◆ Set problem
Write out all the entries word for word, but skip any images.

◆ Dataset rows
.....
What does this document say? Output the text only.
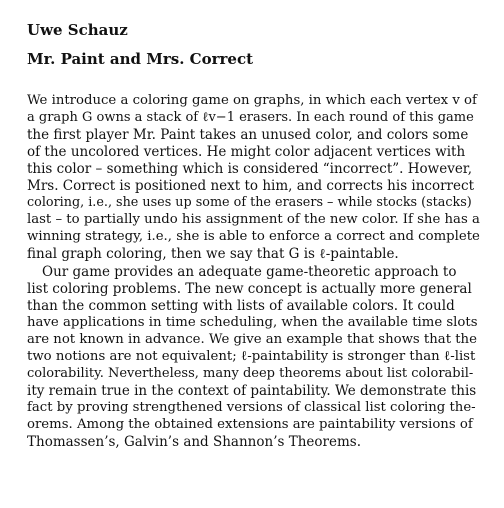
Uwe Schauz
Mr. Paint and Mrs. Correct
We introduce a coloring game on graphs, in which each vertex v of
a graph G owns a stack of ℓv−1 erasers. In each round of this game
the first player Mr. Paint takes an unused color, and colors some
of the uncolored vertices. He might color adjacent vertices with
this color – something which is considered “incorrect”. However,
Mrs. Correct is positioned next to him, and corrects his incorrect
coloring, i.e., she uses up some of the erasers – while stocks (stacks)
last – to partially undo his assignment of the new color. If she has a
winning strategy, i.e., she is able to enforce a correct and complete
final graph coloring, then we say that G is ℓ-paintable.
Our game provides an adequate game-theoretic approach to
list coloring problems. The new concept is actually more general
than the common setting with lists of available colors. It could
have applications in time scheduling, when the available time slots
are not known in advance. We give an example that shows that the
two notions are not equivalent; ℓ-paintability is stronger than ℓ-list
colorability. Nevertheless, many deep theorems about list colorabil-
ity remain true in the context of paintability. We demonstrate this
fact by proving strengthened versions of classical list coloring the-
orems. Among the obtained extensions are paintability versions of
Thomassen’s, Galvin’s and Shannon’s Theorems.
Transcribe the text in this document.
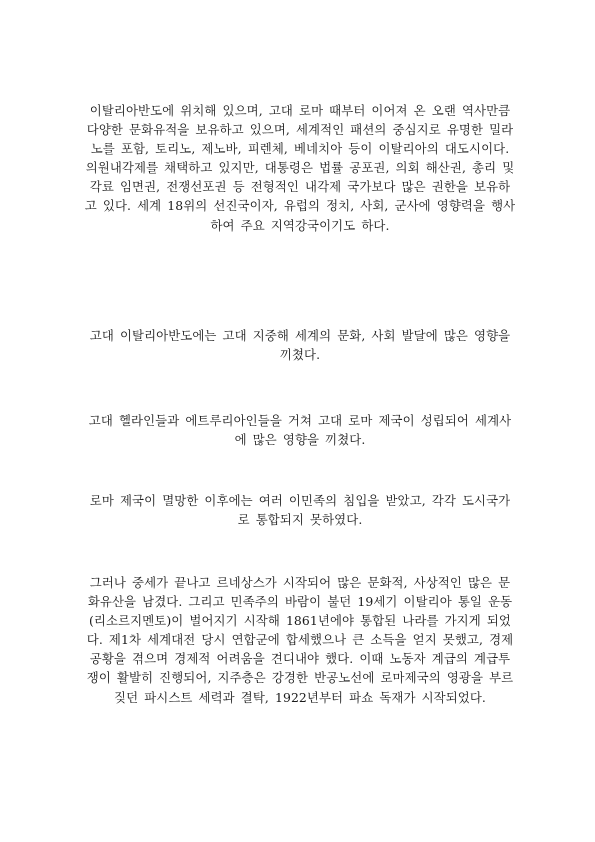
이탈리아반도에 위치해 있으며, 고대 로마 때부터 이어져 온 오랜 역사만큼 다양한 문화유적을 보유하고 있으며, 세계적인 패션의 중심지로 유명한 밀라노를 포함, 토리노, 제노바, 피렌체, 베네치아 등이 이탈리아의 대도시이다. 의원내각제를 채택하고 있지만, 대통령은 법률 공포권, 의회 해산권, 총리 및 각료 임면권, 전쟁선포권 등 전형적인 내각제 국가보다 많은 권한을 보유하고 있다. 세계 18위의 선진국이자, 유럽의 정치, 사회, 군사에 영향력을 행사하여 주요 지역강국이기도 하다.

고대 이탈리아반도에는 고대 지중해 세계의 문화, 사회 발달에 많은 영향을 끼쳤다.

고대 헬라인들과 에트루리아인들을 거쳐 고대 로마 제국이 성립되어 세계사에 많은 영향을 끼쳤다.

로마 제국이 멸망한 이후에는 여러 이민족의 침입을 받았고, 각각 도시국가로 통합되지 못하였다.

그러나 중세가 끝나고 르네상스가 시작되어 많은 문화적, 사상적인 많은 문화유산을 남겼다. 그리고 민족주의 바람이 불던 19세기 이탈리아 통일 운동(리소르지멘토)이 벌어지기 시작해 1861년에야 통합된 나라를 가지게 되었다. 제1차 세계대전 당시 연합군에 합세했으나 큰 소득을 얻지 못했고, 경제공황을 겪으며 경제적 어려움을 견디내야 했다. 이때 노동자 계급의 계급투쟁이 활발히 진행되어, 지주층은 강경한 반공노선에 로마제국의 영광을 부르짖던 파시스트 세력과 결탁, 1922년부터 파쇼 독재가 시작되었다.
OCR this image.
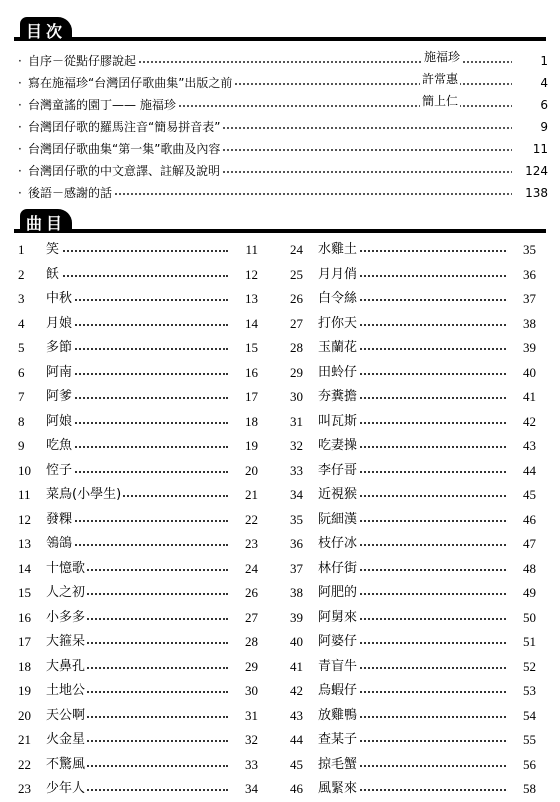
目次
· 自序－從點仔膠說起	施福珍	1
· 寫在施福珍“台灣囝仔歌曲集”出版之前	許常惠	4
· 台灣童謠的園丁—— 施福珍	簡上仁	6
· 台灣囝仔歌的羅馬注音“簡易拼音表”	9
· 台灣囝仔歌曲集“第一集”歌曲及內容	11
· 台灣囝仔歌的中文意譯、註解及說明	124
· 後語－感謝的話	138
曲目
1	笑	11
2	飫	12
3	中秋	13
4	月娘	14
5	多節	15
6	阿南	16
7	阿爹	17
8	阿娘	18
9	吃魚	19
10	悾子	20
11	菜鳥(小學生)	21
12	發粿	22
13	鴒鴿	23
14	十憶歌	24
15	人之初	26
16	小多多	27
17	大箍呆	28
18	大鼻孔	29
19	土地公	30
20	天公啊	31
21	火金星	32
22	不驚風	33
23	少年人	34
24	水雞土	35
25	月月俏	36
26	白令絲	37
27	打你天	38
28	玉蘭花	39
29	田蛉仔	40
30	夯糞擔	41
31	叫瓦斯	42
32	吃妻操	43
33	李仔哥	44
34	近視猴	45
35	阮細漢	46
36	枝仔冰	47
37	林仔街	48
38	阿肥的	49
39	阿舅來	50
40	阿婆仔	51
41	青盲牛	52
42	烏蝦仔	53
43	放雞鴨	54
44	查某子	55
45	掠毛蟹	56
46	風緊來	58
.....
◆ Worked answer
What does this document say? Output the text only.
Uwe Schauz
Mr. Paint and Mrs. Correct
We introduce a coloring game on graphs, in which each vertex v of
a graph G owns a stack of ℓv−1 erasers. In each round of this game
the first player Mr. Paint takes an unused color, and colors some
of the uncolored vertices. He might color adjacent vertices with
this color – something which is considered “incorrect”. However,
Mrs. Correct is positioned next to him, and corrects his incorrect
coloring, i.e., she uses up some of the erasers – while stocks (stacks)
last – to partially undo his assignment of the new color. If she has a
winning strategy, i.e., she is able to enforce a correct and complete
final graph coloring, then we say that G is ℓ-paintable.
Our game provides an adequate game-theoretic approach to
list coloring problems. The new concept is actually more general
than the common setting with lists of available colors. It could
have applications in time scheduling, when the available time slots
are not known in advance. We give an example that shows that the
two notions are not equivalent; ℓ-paintability is stronger than ℓ-list
colorability. Nevertheless, many deep theorems about list colorabil-
ity remain true in the context of paintability. We demonstrate this
fact by proving strengthened versions of classical list coloring the-
orems. Among the obtained extensions are paintability versions of
Thomassen’s, Galvin’s and Shannon’s Theorems.
Transcribe the text in this document.
이탈리아반도에 위치해 있으며, 고대 로마 때부터 이어져 온 오랜 역사만큼 다양한 문화유적을 보유하고 있으며, 세계적인 패션의 중심지로 유명한 밀라노를 포함, 토리노, 제노바, 피렌체, 베네치아 등이 이탈리아의 대도시이다. 의원내각제를 채택하고 있지만, 대통령은 법률 공포권, 의회 해산권, 총리 및 각료 임면권, 전쟁선포권 등 전형적인 내각제 국가보다 많은 권한을 보유하고 있다. 세계 18위의 선진국이자, 유럽의 정치, 사회, 군사에 영향력을 행사하여 주요 지역강국이기도 하다.

고대 이탈리아반도에는 고대 지중해 세계의 문화, 사회 발달에 많은 영향을 끼쳤다.

고대 헬라인들과 에트루리아인들을 거쳐 고대 로마 제국이 성립되어 세계사에 많은 영향을 끼쳤다.

로마 제국이 멸망한 이후에는 여러 이민족의 침입을 받았고, 각각 도시국가로 통합되지 못하였다.

그러나 중세가 끝나고 르네상스가 시작되어 많은 문화적, 사상적인 많은 문화유산을 남겼다. 그리고 민족주의 바람이 불던 19세기 이탈리아 통일 운동(리소르지멘토)이 벌어지기 시작해 1861년에야 통합된 나라를 가지게 되었다. 제1차 세계대전 당시 연합군에 합세했으나 큰 소득을 얻지 못했고, 경제공황을 겪으며 경제적 어려움을 견디내야 했다. 이때 노동자 계급의 계급투쟁이 활발히 진행되어, 지주층은 강경한 반공노선에 로마제국의 영광을 부르짖던 파시스트 세력과 결탁, 1922년부터 파쇼 독재가 시작되었다.
OCR this image.
目次
· 自序－從點仔膠說起	施福珍	1
· 寫在施福珍“台灣囝仔歌曲集”出版之前	許常惠	4
· 台灣童謠的園丁—— 施福珍	簡上仁	6
· 台灣囝仔歌的羅馬注音“簡易拼音表”	9
· 台灣囝仔歌曲集“第一集”歌曲及內容	11
· 台灣囝仔歌的中文意譯、註解及說明	124
· 後語－感謝的話	138
曲目
1	笑	11
2	飫	12
3	中秋	13
4	月娘	14
5	多節	15
6	阿南	16
7	阿爹	17
8	阿娘	18
9	吃魚	19
10	悾子	20
11	菜鳥(小學生)	21
12	發粿	22
13	鴒鴿	23
14	十憶歌	24
15	人之初	26
16	小多多	27
17	大箍呆	28
18	大鼻孔	29
19	土地公	30
20	天公啊	31
21	火金星	32
22	不驚風	33
23	少年人	34
24	水雞土	35
25	月月俏	36
26	白令絲	37
27	打你天	38
28	玉蘭花	39
29	田蛉仔	40
30	夯糞擔	41
31	叫瓦斯	42
32	吃妻操	43
33	李仔哥	44
34	近視猴	45
35	阮細漢	46
36	枝仔冰	47
37	林仔街	48
38	阿肥的	49
39	阿舅來	50
40	阿婆仔	51
41	青盲牛	52
42	烏蝦仔	53
43	放雞鴨	54
44	查某子	55
45	掠毛蟹	56
46	風緊來	58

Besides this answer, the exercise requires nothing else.